- _CHALLENGE_
Return the complete listing that follows, with each line reproduced exactly.

(Dataset rows)
══════════

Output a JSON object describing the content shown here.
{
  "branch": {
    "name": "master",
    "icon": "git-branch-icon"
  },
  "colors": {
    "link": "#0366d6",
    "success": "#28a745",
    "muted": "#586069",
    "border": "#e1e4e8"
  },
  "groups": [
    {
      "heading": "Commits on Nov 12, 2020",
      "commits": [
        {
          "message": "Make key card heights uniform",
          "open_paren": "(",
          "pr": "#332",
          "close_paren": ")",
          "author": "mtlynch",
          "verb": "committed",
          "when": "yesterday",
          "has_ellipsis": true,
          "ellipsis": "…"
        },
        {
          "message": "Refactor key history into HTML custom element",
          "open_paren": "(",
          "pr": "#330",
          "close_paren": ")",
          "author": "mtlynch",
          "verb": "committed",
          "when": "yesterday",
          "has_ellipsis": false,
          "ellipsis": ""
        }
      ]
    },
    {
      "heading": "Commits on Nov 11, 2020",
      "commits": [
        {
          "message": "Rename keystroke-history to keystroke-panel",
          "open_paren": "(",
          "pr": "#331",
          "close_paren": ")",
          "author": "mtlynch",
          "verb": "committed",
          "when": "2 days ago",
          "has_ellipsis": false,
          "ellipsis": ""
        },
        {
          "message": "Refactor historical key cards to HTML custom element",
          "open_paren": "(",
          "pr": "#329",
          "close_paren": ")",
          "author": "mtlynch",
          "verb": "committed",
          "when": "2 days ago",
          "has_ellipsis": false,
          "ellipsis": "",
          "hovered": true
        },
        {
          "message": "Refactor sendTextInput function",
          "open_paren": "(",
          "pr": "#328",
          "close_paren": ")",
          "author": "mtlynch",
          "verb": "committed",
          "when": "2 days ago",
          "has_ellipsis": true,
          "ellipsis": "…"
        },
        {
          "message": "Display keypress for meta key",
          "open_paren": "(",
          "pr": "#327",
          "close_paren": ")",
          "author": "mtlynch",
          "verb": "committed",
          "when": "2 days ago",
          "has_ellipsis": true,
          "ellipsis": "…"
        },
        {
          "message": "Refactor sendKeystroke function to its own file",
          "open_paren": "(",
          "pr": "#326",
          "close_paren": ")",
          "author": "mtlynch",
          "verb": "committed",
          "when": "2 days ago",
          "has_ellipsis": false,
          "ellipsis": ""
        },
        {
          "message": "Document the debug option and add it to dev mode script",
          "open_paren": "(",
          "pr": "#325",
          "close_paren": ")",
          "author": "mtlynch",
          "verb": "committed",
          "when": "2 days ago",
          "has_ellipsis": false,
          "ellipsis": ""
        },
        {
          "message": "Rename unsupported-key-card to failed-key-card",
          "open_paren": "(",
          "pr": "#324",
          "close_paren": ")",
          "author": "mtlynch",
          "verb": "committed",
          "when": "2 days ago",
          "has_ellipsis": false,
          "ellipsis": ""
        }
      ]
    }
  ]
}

══════════

- _PROBLEM SOLUTION_
Output a JSON object describing the content shown here.
{
  "branch": {
    "name": "master",
    "icon": "git-branch-icon"
  },
  "colors": {
    "link": "#0366d6",
    "success": "#28a745",
    "muted": "#586069",
    "border": "#e1e4e8"
  },
  "groups": [
    {
      "heading": "Commits on Nov 12, 2020",
      "commits": [
        {
          "message": "Make key card heights uniform",
          "open_paren": "(",
          "pr": "#332",
          "close_paren": ")",
          "author": "mtlynch",
          "verb": "committed",
          "when": "yesterday",
          "has_ellipsis": true,
          "ellipsis": "…"
        },
        {
          "message": "Refactor key history into HTML custom element",
          "open_paren": "(",
          "pr": "#330",
          "close_paren": ")",
          "author": "mtlynch",
          "verb": "committed",
          "when": "yesterday",
          "has_ellipsis": false,
          "ellipsis": ""
        }
      ]
    },
    {
      "heading": "Commits on Nov 11, 2020",
      "commits": [
        {
          "message": "Rename keystroke-history to keystroke-panel",
          "open_paren": "(",
          "pr": "#331",
          "close_paren": ")",
          "author": "mtlynch",
          "verb": "committed",
          "when": "2 days ago",
          "has_ellipsis": false,
          "ellipsis": ""
        },
        {
          "message": "Refactor historical key cards to HTML custom element",
          "open_paren": "(",
          "pr": "#329",
          "close_paren": ")",
          "author": "mtlynch",
          "verb": "committed",
          "when": "2 days ago",
          "has_ellipsis": false,
          "ellipsis": "",
          "hovered": true
        },
        {
          "message": "Refactor sendTextInput function",
          "open_paren": "(",
          "pr": "#328",
          "close_paren": ")",
          "author": "mtlynch",
          "verb": "committed",
          "when": "2 days ago",
          "has_ellipsis": true,
          "ellipsis": "…"
        },
        {
          "message": "Display keypress for meta key",
          "open_paren": "(",
          "pr": "#327",
          "close_paren": ")",
          "author": "mtlynch",
          "verb": "committed",
          "when": "2 days ago",
          "has_ellipsis": true,
          "ellipsis": "…"
        },
        {
          "message": "Refactor sendKeystroke function to its own file",
          "open_paren": "(",
          "pr": "#326",
          "close_paren": ")",
          "author": "mtlynch",
          "verb": "committed",
          "when": "2 days ago",
          "has_ellipsis": false,
          "ellipsis": ""
        },
        {
          "message": "Document the debug option and add it to dev mode script",
          "open_paren": "(",
          "pr": "#325",
          "close_paren": ")",
          "author": "mtlynch",
          "verb": "committed",
          "when": "2 days ago",
          "has_ellipsis": false,
          "ellipsis": ""
        },
        {
          "message": "Rename unsupported-key-card to failed-key-card",
          "open_paren": "(",
          "pr": "#324",
          "close_paren": ")",
          "author": "mtlynch",
          "verb": "committed",
          "when": "2 days ago",
          "has_ellipsis": false,
          "ellipsis": ""
        }
      ]
    }
  ]
}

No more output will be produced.